▸ **SOURCE DATA**
>>

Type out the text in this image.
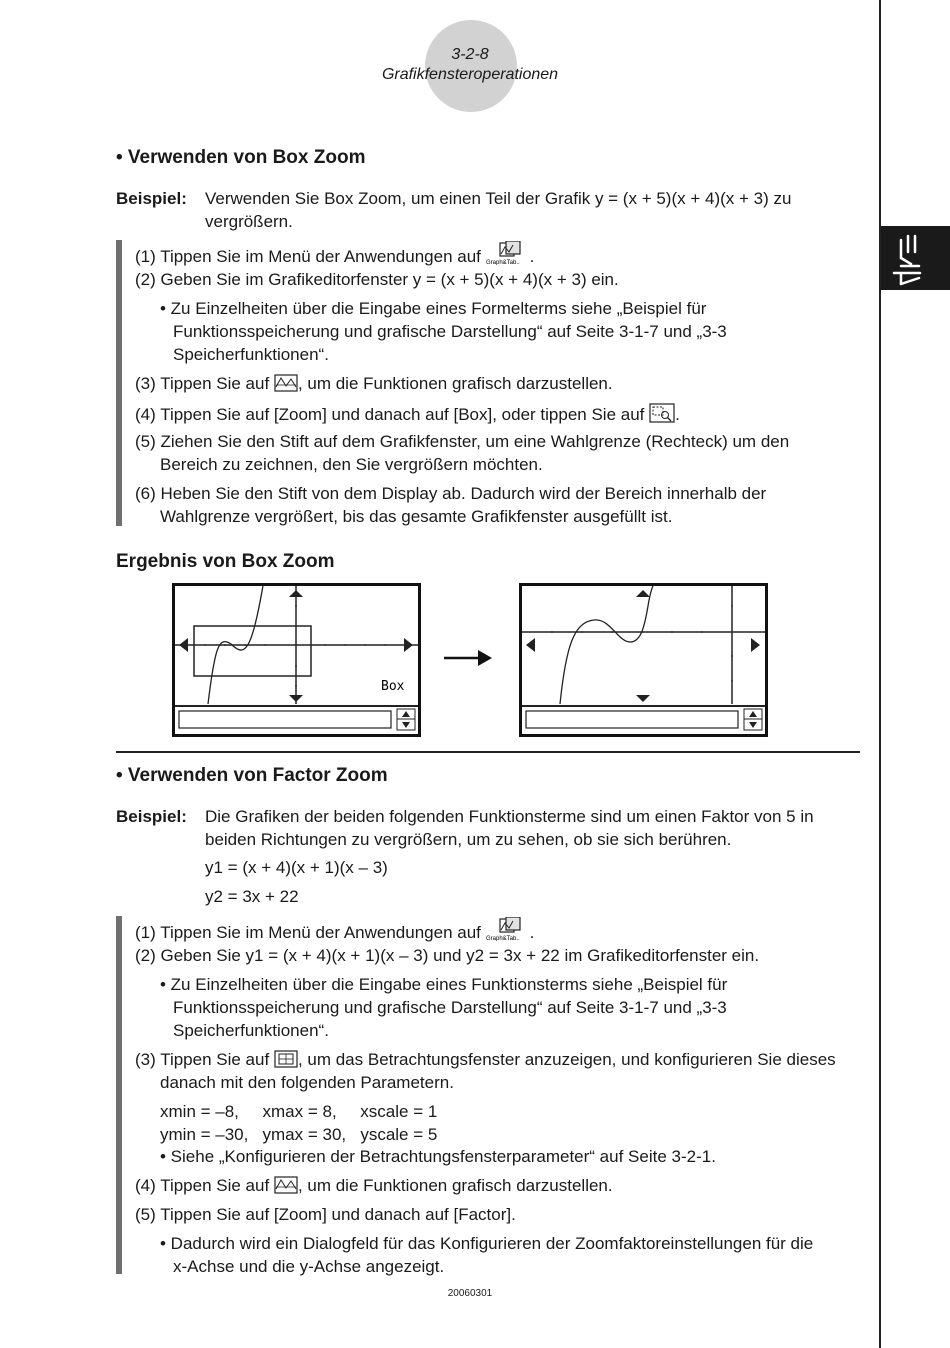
3-2-8
Grafikfensteroperationen
• Verwenden von Box Zoom
Beispiel: Verwenden Sie Box Zoom, um einen Teil der Grafik y = (x + 5)(x + 4)(x + 3) zu
vergrößern.
(1) Tippen Sie im Menü der Anwendungen auf Graph&Tab.. .
(2) Geben Sie im Grafikeditorfenster y = (x + 5)(x + 4)(x + 3) ein.
• Zu Einzelheiten über die Eingabe eines Formelterms siehe „Beispiel für
Funktionsspeicherung und grafische Darstellung“ auf Seite 3-1-7 und „3-3
Speicherfunktionen“.
(3) Tippen Sie auf , um die Funktionen grafisch darzustellen.
(4) Tippen Sie auf [Zoom] und danach auf [Box], oder tippen Sie auf .
(5) Ziehen Sie den Stift auf dem Grafikfenster, um eine Wahlgrenze (Rechteck) um den
Bereich zu zeichnen, den Sie vergrößern möchten.
(6) Heben Sie den Stift von dem Display ab. Dadurch wird der Bereich innerhalb der
Wahlgrenze vergrößert, bis das gesamte Grafikfenster ausgefüllt ist.
Ergebnis von Box Zoom
Box
• Verwenden von Factor Zoom
Beispiel: Die Grafiken der beiden folgenden Funktionsterme sind um einen Faktor von 5 in
beiden Richtungen zu vergrößern, um zu sehen, ob sie sich berühren.
y1 = (x + 4)(x + 1)(x – 3)
y2 = 3x + 22
(1) Tippen Sie im Menü der Anwendungen auf Graph&Tab.. .
(2) Geben Sie y1 = (x + 4)(x + 1)(x – 3) und y2 = 3x + 22 im Grafikeditorfenster ein.
• Zu Einzelheiten über die Eingabe eines Funktionsterms siehe „Beispiel für
Funktionsspeicherung und grafische Darstellung“ auf Seite 3-1-7 und „3-3
Speicherfunktionen“.
(3) Tippen Sie auf , um das Betrachtungsfenster anzuzeigen, und konfigurieren Sie dieses
danach mit den folgenden Parametern.
xmin = –8,     xmax = 8,     xscale = 1
ymin = –30,   ymax = 30,   yscale = 5
• Siehe „Konfigurieren der Betrachtungsfensterparameter“ auf Seite 3-2-1.
(4) Tippen Sie auf , um die Funktionen grafisch darzustellen.
(5) Tippen Sie auf [Zoom] und danach auf [Factor].
• Dadurch wird ein Dialogfeld für das Konfigurieren der Zoomfaktoreinstellungen für die
x-Achse und die y-Achse angezeigt.
20060301
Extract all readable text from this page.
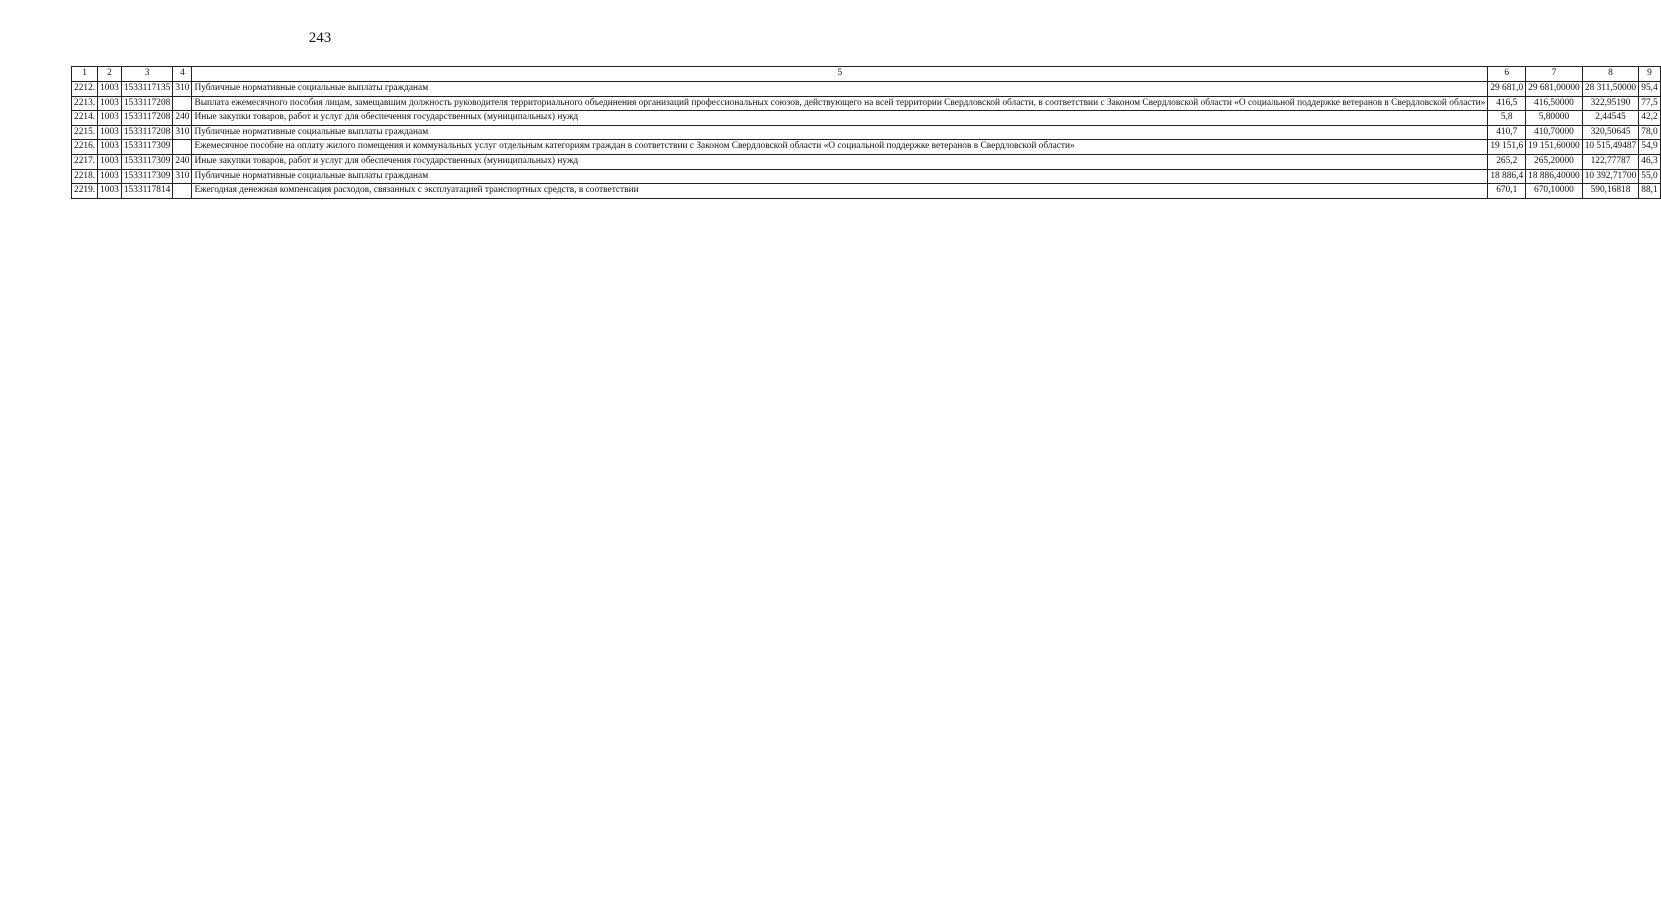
243
1	2	3	4	5	6	7	8	9
2212.	1003	1533117135	310	Публичные нормативные социальные выплаты гражданам	29 681,0	29 681,00000	28 311,50000	95,4
2213.	1003	1533117208		Выплата ежемесячного пособия лицам, замещавшим должность руководителя территориального объединения организаций профессиональных союзов, действующего на всей территории Свердловской области, в соответствии с Законом Свердловской области «О социальной поддержке ветеранов в Свердловской области»	416,5	416,50000	322,95190	77,5
2214.	1003	1533117208	240	Иные закупки товаров, работ и услуг для обеспечения государственных (муниципальных) нужд	5,8	5,80000	2,44545	42,2
2215.	1003	1533117208	310	Публичные нормативные социальные выплаты гражданам	410,7	410,70000	320,50645	78,0
2216.	1003	1533117309		Ежемесячное пособие на оплату жилого помещения и коммунальных услуг отдельным категориям граждан в соответствии с Законом Свердловской области «О социальной поддержке ветеранов в Свердловской области»	19 151,6	19 151,60000	10 515,49487	54,9
2217.	1003	1533117309	240	Иные закупки товаров, работ и услуг для обеспечения государственных (муниципальных) нужд	265,2	265,20000	122,77787	46,3
2218.	1003	1533117309	310	Публичные нормативные социальные выплаты гражданам	18 886,4	18 886,40000	10 392,71700	55,0
2219.	1003	1533117814		Ежегодная денежная компенсация расходов, связанных с эксплуатацией транспортных средств, в соответствии	670,1	670,10000	590,16818	88,1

<<

Would you return the data exactly as written, without the pictures?

▸ **SOLUTION TO THE EXERCISE**
Type out the text in this image.
3-2-8
Grafikfensteroperationen
• Verwenden von Box Zoom
Beispiel: Verwenden Sie Box Zoom, um einen Teil der Grafik y = (x + 5)(x + 4)(x + 3) zu
vergrößern.
(1) Tippen Sie im Menü der Anwendungen auf Graph&Tab.. .
(2) Geben Sie im Grafikeditorfenster y = (x + 5)(x + 4)(x + 3) ein.
• Zu Einzelheiten über die Eingabe eines Formelterms siehe „Beispiel für
Funktionsspeicherung und grafische Darstellung“ auf Seite 3-1-7 und „3-3
Speicherfunktionen“.
(3) Tippen Sie auf , um die Funktionen grafisch darzustellen.
(4) Tippen Sie auf [Zoom] und danach auf [Box], oder tippen Sie auf .
(5) Ziehen Sie den Stift auf dem Grafikfenster, um eine Wahlgrenze (Rechteck) um den
Bereich zu zeichnen, den Sie vergrößern möchten.
(6) Heben Sie den Stift von dem Display ab. Dadurch wird der Bereich innerhalb der
Wahlgrenze vergrößert, bis das gesamte Grafikfenster ausgefüllt ist.
Ergebnis von Box Zoom
Box
• Verwenden von Factor Zoom
Beispiel: Die Grafiken der beiden folgenden Funktionsterme sind um einen Faktor von 5 in
beiden Richtungen zu vergrößern, um zu sehen, ob sie sich berühren.
y1 = (x + 4)(x + 1)(x – 3)
y2 = 3x + 22
(1) Tippen Sie im Menü der Anwendungen auf Graph&Tab.. .
(2) Geben Sie y1 = (x + 4)(x + 1)(x – 3) und y2 = 3x + 22 im Grafikeditorfenster ein.
• Zu Einzelheiten über die Eingabe eines Funktionsterms siehe „Beispiel für
Funktionsspeicherung und grafische Darstellung“ auf Seite 3-1-7 und „3-3
Speicherfunktionen“.
(3) Tippen Sie auf , um das Betrachtungsfenster anzuzeigen, und konfigurieren Sie dieses
danach mit den folgenden Parametern.
xmin = –8,     xmax = 8,     xscale = 1
ymin = –30,   ymax = 30,   yscale = 5
• Siehe „Konfigurieren der Betrachtungsfensterparameter“ auf Seite 3-2-1.
(4) Tippen Sie auf , um die Funktionen grafisch darzustellen.
(5) Tippen Sie auf [Zoom] und danach auf [Factor].
• Dadurch wird ein Dialogfeld für das Konfigurieren der Zoomfaktoreinstellungen für die
x-Achse und die y-Achse angezeigt.
20060301
Extract all readable text from this page.
243
1	2	3	4	5	6	7	8	9
2212.	1003	1533117135	310	Публичные нормативные социальные выплаты гражданам	29 681,0	29 681,00000	28 311,50000	95,4
2213.	1003	1533117208		Выплата ежемесячного пособия лицам, замещавшим должность руководителя территориального объединения организаций профессиональных союзов, действующего на всей территории Свердловской области, в соответствии с Законом Свердловской области «О социальной поддержке ветеранов в Свердловской области»	416,5	416,50000	322,95190	77,5
2214.	1003	1533117208	240	Иные закупки товаров, работ и услуг для обеспечения государственных (муниципальных) нужд	5,8	5,80000	2,44545	42,2
2215.	1003	1533117208	310	Публичные нормативные социальные выплаты гражданам	410,7	410,70000	320,50645	78,0
2216.	1003	1533117309		Ежемесячное пособие на оплату жилого помещения и коммунальных услуг отдельным категориям граждан в соответствии с Законом Свердловской области «О социальной поддержке ветеранов в Свердловской области»	19 151,6	19 151,60000	10 515,49487	54,9
2217.	1003	1533117309	240	Иные закупки товаров, работ и услуг для обеспечения государственных (муниципальных) нужд	265,2	265,20000	122,77787	46,3
2218.	1003	1533117309	310	Публичные нормативные социальные выплаты гражданам	18 886,4	18 886,40000	10 392,71700	55,0
2219.	1003	1533117814		Ежегодная денежная компенсация расходов, связанных с эксплуатацией транспортных средств, в соответствии	670,1	670,10000	590,16818	88,1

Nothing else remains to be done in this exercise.